▶ [What to do] Restate the records in their entirety, word for word.

▶ [Dataset entries]
:::::

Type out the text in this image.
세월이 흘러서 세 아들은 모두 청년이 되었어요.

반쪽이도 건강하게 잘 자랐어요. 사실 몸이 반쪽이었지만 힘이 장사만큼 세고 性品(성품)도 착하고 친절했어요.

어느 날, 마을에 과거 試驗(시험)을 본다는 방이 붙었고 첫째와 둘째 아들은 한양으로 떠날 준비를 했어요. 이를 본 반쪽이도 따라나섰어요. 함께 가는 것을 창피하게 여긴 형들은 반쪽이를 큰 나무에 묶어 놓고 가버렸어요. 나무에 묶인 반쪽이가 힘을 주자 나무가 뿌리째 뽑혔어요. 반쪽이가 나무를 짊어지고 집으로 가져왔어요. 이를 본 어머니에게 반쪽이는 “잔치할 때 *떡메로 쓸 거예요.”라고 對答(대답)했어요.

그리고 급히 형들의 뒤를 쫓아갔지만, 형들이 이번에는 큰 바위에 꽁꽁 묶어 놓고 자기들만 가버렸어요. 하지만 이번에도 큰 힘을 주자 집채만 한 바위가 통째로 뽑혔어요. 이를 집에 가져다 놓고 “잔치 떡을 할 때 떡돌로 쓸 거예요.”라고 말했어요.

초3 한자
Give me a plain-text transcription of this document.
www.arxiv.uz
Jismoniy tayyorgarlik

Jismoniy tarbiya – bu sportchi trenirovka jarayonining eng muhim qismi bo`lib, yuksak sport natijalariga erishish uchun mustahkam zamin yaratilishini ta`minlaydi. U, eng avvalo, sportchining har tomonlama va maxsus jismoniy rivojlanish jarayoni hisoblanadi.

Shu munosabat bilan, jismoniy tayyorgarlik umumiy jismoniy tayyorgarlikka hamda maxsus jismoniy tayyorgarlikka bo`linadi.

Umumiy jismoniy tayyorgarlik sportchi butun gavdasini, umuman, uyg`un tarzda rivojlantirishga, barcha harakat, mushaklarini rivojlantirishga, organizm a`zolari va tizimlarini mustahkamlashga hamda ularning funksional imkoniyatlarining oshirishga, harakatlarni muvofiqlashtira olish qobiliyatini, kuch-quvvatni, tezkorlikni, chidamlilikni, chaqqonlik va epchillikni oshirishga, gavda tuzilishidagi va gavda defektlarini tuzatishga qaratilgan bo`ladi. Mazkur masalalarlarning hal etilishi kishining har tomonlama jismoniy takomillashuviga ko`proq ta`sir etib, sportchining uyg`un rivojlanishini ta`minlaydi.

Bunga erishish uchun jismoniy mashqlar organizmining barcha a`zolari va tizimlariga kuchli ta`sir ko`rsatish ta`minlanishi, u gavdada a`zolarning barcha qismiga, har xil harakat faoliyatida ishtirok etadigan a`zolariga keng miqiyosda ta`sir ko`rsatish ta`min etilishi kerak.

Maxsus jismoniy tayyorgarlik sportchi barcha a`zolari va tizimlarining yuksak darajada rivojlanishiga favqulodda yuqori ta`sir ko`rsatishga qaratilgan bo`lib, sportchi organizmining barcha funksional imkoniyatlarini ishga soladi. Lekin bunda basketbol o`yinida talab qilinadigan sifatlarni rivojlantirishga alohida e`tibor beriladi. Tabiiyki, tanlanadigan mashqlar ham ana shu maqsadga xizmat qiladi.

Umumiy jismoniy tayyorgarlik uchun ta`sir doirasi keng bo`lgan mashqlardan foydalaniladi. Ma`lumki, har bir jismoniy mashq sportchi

:::::

▶ [Solution to the problem]
Type out the text in this image.
세월이 흘러서 세 아들은 모두 청년이 되었어요.

반쪽이도 건강하게 잘 자랐어요. 사실 몸이 반쪽이었지만 힘이 장사만큼 세고 性品(성품)도 착하고 친절했어요.

어느 날, 마을에 과거 試驗(시험)을 본다는 방이 붙었고 첫째와 둘째 아들은 한양으로 떠날 준비를 했어요. 이를 본 반쪽이도 따라나섰어요. 함께 가는 것을 창피하게 여긴 형들은 반쪽이를 큰 나무에 묶어 놓고 가버렸어요. 나무에 묶인 반쪽이가 힘을 주자 나무가 뿌리째 뽑혔어요. 반쪽이가 나무를 짊어지고 집으로 가져왔어요. 이를 본 어머니에게 반쪽이는 “잔치할 때 *떡메로 쓸 거예요.”라고 對答(대답)했어요.

그리고 급히 형들의 뒤를 쫓아갔지만, 형들이 이번에는 큰 바위에 꽁꽁 묶어 놓고 자기들만 가버렸어요. 하지만 이번에도 큰 힘을 주자 집채만 한 바위가 통째로 뽑혔어요. 이를 집에 가져다 놓고 “잔치 떡을 할 때 떡돌로 쓸 거예요.”라고 말했어요.

초3 한자
Give me a plain-text transcription of this document.
www.arxiv.uz
Jismoniy tayyorgarlik

Jismoniy tarbiya – bu sportchi trenirovka jarayonining eng muhim qismi bo`lib, yuksak sport natijalariga erishish uchun mustahkam zamin yaratilishini ta`minlaydi. U, eng avvalo, sportchining har tomonlama va maxsus jismoniy rivojlanish jarayoni hisoblanadi.

Shu munosabat bilan, jismoniy tayyorgarlik umumiy jismoniy tayyorgarlikka hamda maxsus jismoniy tayyorgarlikka bo`linadi.

Umumiy jismoniy tayyorgarlik sportchi butun gavdasini, umuman, uyg`un tarzda rivojlantirishga, barcha harakat, mushaklarini rivojlantirishga, organizm a`zolari va tizimlarini mustahkamlashga hamda ularning funksional imkoniyatlarining oshirishga, harakatlarni muvofiqlashtira olish qobiliyatini, kuch-quvvatni, tezkorlikni, chidamlilikni, chaqqonlik va epchillikni oshirishga, gavda tuzilishidagi va gavda defektlarini tuzatishga qaratilgan bo`ladi. Mazkur masalalarlarning hal etilishi kishining har tomonlama jismoniy takomillashuviga ko`proq ta`sir etib, sportchining uyg`un rivojlanishini ta`minlaydi.

Bunga erishish uchun jismoniy mashqlar organizmining barcha a`zolari va tizimlariga kuchli ta`sir ko`rsatish ta`minlanishi, u gavdada a`zolarning barcha qismiga, har xil harakat faoliyatida ishtirok etadigan a`zolariga keng miqiyosda ta`sir ko`rsatish ta`min etilishi kerak.

Maxsus jismoniy tayyorgarlik sportchi barcha a`zolari va tizimlarining yuksak darajada rivojlanishiga favqulodda yuqori ta`sir ko`rsatishga qaratilgan bo`lib, sportchi organizmining barcha funksional imkoniyatlarini ishga soladi. Lekin bunda basketbol o`yinida talab qilinadigan sifatlarni rivojlantirishga alohida e`tibor beriladi. Tabiiyki, tanlanadigan mashqlar ham ana shu maqsadga xizmat qiladi.

Umumiy jismoniy tayyorgarlik uchun ta`sir doirasi keng bo`lgan mashqlardan foydalaniladi. Ma`lumki, har bir jismoniy mashq sportchi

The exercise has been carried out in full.